§ Dataset rows:
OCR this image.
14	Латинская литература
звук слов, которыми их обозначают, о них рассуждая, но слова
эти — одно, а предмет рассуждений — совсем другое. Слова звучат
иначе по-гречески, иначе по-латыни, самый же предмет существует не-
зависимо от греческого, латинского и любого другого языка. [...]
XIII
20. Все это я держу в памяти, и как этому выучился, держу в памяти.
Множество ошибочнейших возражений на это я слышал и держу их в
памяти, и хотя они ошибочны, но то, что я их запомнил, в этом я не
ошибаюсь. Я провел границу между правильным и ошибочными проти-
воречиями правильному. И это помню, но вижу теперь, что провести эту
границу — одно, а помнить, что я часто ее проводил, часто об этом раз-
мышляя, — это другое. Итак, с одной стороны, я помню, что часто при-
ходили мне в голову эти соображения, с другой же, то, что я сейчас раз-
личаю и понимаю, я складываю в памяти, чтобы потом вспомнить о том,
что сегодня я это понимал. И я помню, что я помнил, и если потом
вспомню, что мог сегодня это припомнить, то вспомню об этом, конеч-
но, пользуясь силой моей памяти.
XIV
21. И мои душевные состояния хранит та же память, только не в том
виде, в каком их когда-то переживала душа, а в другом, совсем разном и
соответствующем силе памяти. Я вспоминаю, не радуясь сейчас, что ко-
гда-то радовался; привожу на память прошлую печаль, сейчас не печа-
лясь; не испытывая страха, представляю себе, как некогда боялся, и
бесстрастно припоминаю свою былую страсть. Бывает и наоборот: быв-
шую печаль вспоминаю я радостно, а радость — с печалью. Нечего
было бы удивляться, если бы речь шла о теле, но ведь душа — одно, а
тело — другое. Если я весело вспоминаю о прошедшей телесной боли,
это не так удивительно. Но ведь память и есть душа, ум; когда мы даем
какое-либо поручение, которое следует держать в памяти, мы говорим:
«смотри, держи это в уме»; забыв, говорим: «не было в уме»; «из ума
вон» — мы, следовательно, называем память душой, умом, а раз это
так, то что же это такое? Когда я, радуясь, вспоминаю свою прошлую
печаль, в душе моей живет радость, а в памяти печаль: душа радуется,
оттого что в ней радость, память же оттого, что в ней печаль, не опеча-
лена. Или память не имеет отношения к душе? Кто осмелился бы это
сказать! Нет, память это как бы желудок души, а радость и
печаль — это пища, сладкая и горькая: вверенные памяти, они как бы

§ What is being asked: Show each line holding the word "радуясь".

§ Response for this exercise:
соответствующем силе памяти. Я вспоминаю, не радуясь сейчас, что ко-
так, то что же это такое? Когда я, радуясь, вспоминаю свою прошлую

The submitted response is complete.